= TASK INSTRUCTIONS =
Write out each line beneath this one exactly as it reads.

[Records from a collection of figures]
□ □ □ □ □ □ □
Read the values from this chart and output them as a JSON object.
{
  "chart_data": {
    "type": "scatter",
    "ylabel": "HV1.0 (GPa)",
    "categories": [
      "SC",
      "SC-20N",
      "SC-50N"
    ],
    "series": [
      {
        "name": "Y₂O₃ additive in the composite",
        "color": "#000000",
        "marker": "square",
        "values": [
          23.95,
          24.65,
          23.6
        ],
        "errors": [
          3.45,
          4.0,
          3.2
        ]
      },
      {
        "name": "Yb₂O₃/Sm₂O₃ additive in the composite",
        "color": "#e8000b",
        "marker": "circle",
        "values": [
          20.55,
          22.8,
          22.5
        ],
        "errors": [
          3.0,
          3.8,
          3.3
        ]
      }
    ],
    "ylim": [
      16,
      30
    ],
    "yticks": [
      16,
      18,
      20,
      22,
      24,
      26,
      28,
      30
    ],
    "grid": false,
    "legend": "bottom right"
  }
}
□ □ □ □ □ □ □
= THE COMPLETED TASK =
Read the values from this chart and output them as a JSON object.
{
  "chart_data": {
    "type": "scatter",
    "ylabel": "HV1.0 (GPa)",
    "categories": [
      "SC",
      "SC-20N",
      "SC-50N"
    ],
    "series": [
      {
        "name": "Y₂O₃ additive in the composite",
        "color": "#000000",
        "marker": "square",
        "values": [
          23.95,
          24.65,
          23.6
        ],
        "errors": [
          3.45,
          4.0,
          3.2
        ]
      },
      {
        "name": "Yb₂O₃/Sm₂O₃ additive in the composite",
        "color": "#e8000b",
        "marker": "circle",
        "values": [
          20.55,
          22.8,
          22.5
        ],
        "errors": [
          3.0,
          3.8,
          3.3
        ]
      }
    ],
    "ylim": [
      16,
      30
    ],
    "yticks": [
      16,
      18,
      20,
      22,
      24,
      26,
      28,
      30
    ],
    "grid": false,
    "legend": "bottom right"
  }
}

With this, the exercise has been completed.